[Excerpt from a dataset]
========

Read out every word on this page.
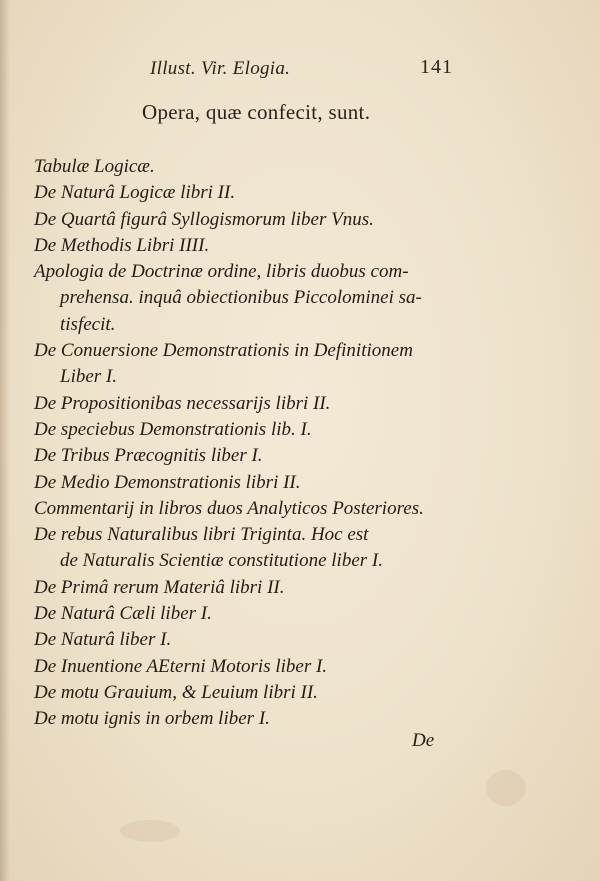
Illust. Vir. Elogia.	141
Opera, quæ confecit, sunt.
Tabulæ Logicæ.
De Naturâ Logicæ libri II.
De Quartâ figurâ Syllogismorum liber Vnus.
De Methodis Libri IIII.
Apologia de Doctrinæ ordine, libris duobus com-
prehensa. inquâ obiectionibus Piccolominei sa-
tisfecit.
De Conuersione Demonstrationis in Definitionem
Liber I.
De Propositionibas necessarijs libri II.
De speciebus Demonstrationis lib. I.
De Tribus Præcognitis liber I.
De Medio Demonstrationis libri II.
Commentarij in libros duos Analyticos Posteriores.
De rebus Naturalibus libri Triginta. Hoc est
de Naturalis Scientiæ constitutione liber I.
De Primâ rerum Materiâ libri II.
De Naturâ Cæli liber I.
De Naturâ liber I.
De Inuentione AEterni Motoris liber I.
De motu Grauium, & Leuium libri II.
De motu ignis in orbem liber I.
De
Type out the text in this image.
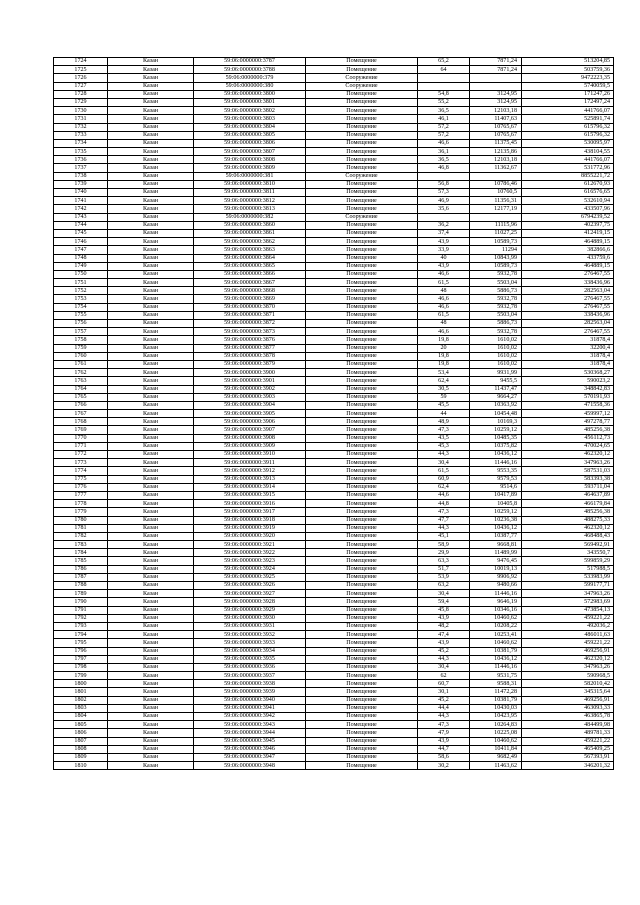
1724	Казан	59:06:0000000:3787	Помещение	65,2	7871,24	513204,85
1725	Казан	59:06:0000000:3788	Помещение	64	7871,24	503759,36
1726	Казан	59:06:0000000:379	Сооружение			9472223,35
1727	Казан	59:06:0000000:380	Сооружение			5740059,5
1728	Казан	59:06:0000000:3800	Помещение	54,8	3124,95	171247,26
1729	Казан	59:06:0000000:3801	Помещение	55,2	3124,95	172497,24
1730	Казан	59:06:0000000:3802	Помещение	36,5	12103,18	441766,07
1731	Казан	59:06:0000000:3803	Помещение	46,1	11407,63	525891,74
1732	Казан	59:06:0000000:3804	Помещение	57,2	10765,67	615796,32
1733	Казан	59:06:0000000:3805	Помещение	57,2	10765,67	615796,32
1734	Казан	59:06:0000000:3806	Помещение	46,6	11375,45	530095,97
1735	Казан	59:06:0000000:3807	Помещение	36,1	12135,86	438104,55
1736	Казан	59:06:0000000:3808	Помещение	36,5	12103,18	441766,07
1737	Казан	59:06:0000000:3809	Помещение	46,8	11362,67	531772,96
1738	Казан	59:06:0000000:381	Сооружение			8855221,72
1739	Казан	59:06:0000000:3810	Помещение	56,8	10786,46	612670,93
1740	Казан	59:06:0000000:3811	Помещение	57,3	10760,5	616576,65
1741	Казан	59:06:0000000:3812	Помещение	46,9	11356,31	532610,94
1742	Казан	59:06:0000000:3813	Помещение	35,6	12177,19	433507,96
1743	Казан	59:06:0000000:382	Сооружение			6794239,52
1744	Казан	59:06:0000000:3860	Помещение	36,2	11115,96	402397,75
1745	Казан	59:06:0000000:3861	Помещение	37,4	11027,25	412419,15
1746	Казан	59:06:0000000:3862	Помещение	43,9	10589,73	464889,15
1747	Казан	59:06:0000000:3863	Помещение	33,9	11294	382866,6
1748	Казан	59:06:0000000:3864	Помещение	40	10843,99	433759,6
1749	Казан	59:06:0000000:3865	Помещение	43,9	10589,73	464889,15
1750	Казан	59:06:0000000:3866	Помещение	46,6	5932,78	276467,55
1751	Казан	59:06:0000000:3867	Помещение	61,5	5503,04	338436,96
1752	Казан	59:06:0000000:3868	Помещение	48	5886,73	282563,04
1753	Казан	59:06:0000000:3869	Помещение	46,6	5932,78	276467,55
1754	Казан	59:06:0000000:3870	Помещение	46,6	5932,78	276467,55
1755	Казан	59:06:0000000:3871	Помещение	61,5	5503,04	338436,96
1756	Казан	59:06:0000000:3872	Помещение	48	5886,73	282563,04
1757	Казан	59:06:0000000:3873	Помещение	46,6	5932,78	276467,55
1758	Казан	59:06:0000000:3876	Помещение	19,8	1610,02	31878,4
1759	Казан	59:06:0000000:3877	Помещение	20	1610,02	32200,4
1760	Казан	59:06:0000000:3878	Помещение	19,8	1610,02	31878,4
1761	Казан	59:06:0000000:3879	Помещение	19,8	1610,02	31878,4
1762	Казан	59:06:0000000:3900	Помещение	53,4	9931,99	530368,27
1763	Казан	59:06:0000000:3901	Помещение	62,4	9455,5	590023,2
1764	Казан	59:06:0000000:3902	Помещение	30,5	11437,47	348842,83
1765	Казан	59:06:0000000:3903	Помещение	59	9664,27	570191,93
1766	Казан	59:06:0000000:3904	Помещение	45,5	10363,92	471558,36
1767	Казан	59:06:0000000:3905	Помещение	44	10454,48	459997,12
1768	Казан	59:06:0000000:3906	Помещение	48,9	10169,3	497278,77
1769	Казан	59:06:0000000:3907	Помещение	47,3	10259,12	485256,38
1770	Казан	59:06:0000000:3908	Помещение	43,5	10485,35	456112,73
1771	Казан	59:06:0000000:3909	Помещение	45,3	10375,82	470024,65
1772	Казан	59:06:0000000:3910	Помещение	44,3	10436,12	462320,12
1773	Казан	59:06:0000000:3911	Помещение	30,4	11446,16	347963,26
1774	Казан	59:06:0000000:3912	Помещение	61,5	9553,35	587531,03
1775	Казан	59:06:0000000:3913	Помещение	60,9	9579,53	583393,38
1776	Казан	59:06:0000000:3914	Помещение	62,4	9514,6	593711,04
1777	Казан	59:06:0000000:3915	Помещение	44,6	10417,89	464637,89
1778	Казан	59:06:0000000:3916	Помещение	44,8	10405,8	466179,84
1779	Казан	59:06:0000000:3917	Помещение	47,3	10259,12	485256,38
1780	Казан	59:06:0000000:3918	Помещение	47,7	10236,38	488275,33
1781	Казан	59:06:0000000:3919	Помещение	44,3	10436,12	462320,12
1782	Казан	59:06:0000000:3920	Помещение	45,1	10387,77	468488,43
1783	Казан	59:06:0000000:3921	Помещение	58,9	9668,81	569492,91
1784	Казан	59:06:0000000:3922	Помещение	29,9	11489,99	343550,7
1785	Казан	59:06:0000000:3923	Помещение	63,3	9476,45	599859,29
1786	Казан	59:06:0000000:3924	Помещение	51,7	10019,13	517988,5
1787	Казан	59:06:0000000:3925	Помещение	53,9	9906,92	533983,99
1788	Казан	59:06:0000000:3926	Помещение	63,2	9480,66	599177,71
1789	Казан	59:06:0000000:3927	Помещение	30,4	11446,16	347963,26
1790	Казан	59:06:0000000:3928	Помещение	59,4	9646,19	572983,69
1791	Казан	59:06:0000000:3929	Помещение	45,8	10346,16	473854,13
1792	Казан	59:06:0000000:3930	Помещение	43,9	10460,62	459221,22
1793	Казан	59:06:0000000:3931	Помещение	48,2	10208,22	492036,2
1794	Казан	59:06:0000000:3932	Помещение	47,4	10253,41	486011,63
1795	Казан	59:06:0000000:3933	Помещение	43,9	10460,62	459221,22
1796	Казан	59:06:0000000:3934	Помещение	45,2	10381,79	469256,91
1797	Казан	59:06:0000000:3935	Помещение	44,3	10436,12	462320,12
1798	Казан	59:06:0000000:3936	Помещение	30,4	11446,16	347963,26
1799	Казан	59:06:0000000:3937	Помещение	62	9531,75	590968,5
1800	Казан	59:06:0000000:3938	Помещение	60,7	9588,31	582010,42
1801	Казан	59:06:0000000:3939	Помещение	30,1	11472,28	345315,64
1802	Казан	59:06:0000000:3940	Помещение	45,2	10381,79	469256,91
1803	Казан	59:06:0000000:3941	Помещение	44,4	10430,03	463093,33
1804	Казан	59:06:0000000:3942	Помещение	44,3	10423,95	463865,78
1805	Казан	59:06:0000000:3943	Помещение	47,3	10264,83	484499,98
1806	Казан	59:06:0000000:3944	Помещение	47,9	10225,08	489781,33
1807	Казан	59:06:0000000:3945	Помещение	43,9	10460,62	459221,22
1808	Казан	59:06:0000000:3946	Помещение	44,7	10411,84	465409,25
1809	Казан	59:06:0000000:3947	Помещение	58,6	9682,49	567393,91
1810	Казан	59:06:0000000:3948	Помещение	30,2	11463,62	346201,32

========

-- THE PROBLEM --
Tally up the lines with the word "Logicæ" in them, and answer with that number by itself.

-- RESPONSE FOR THIS EXERCISE --
2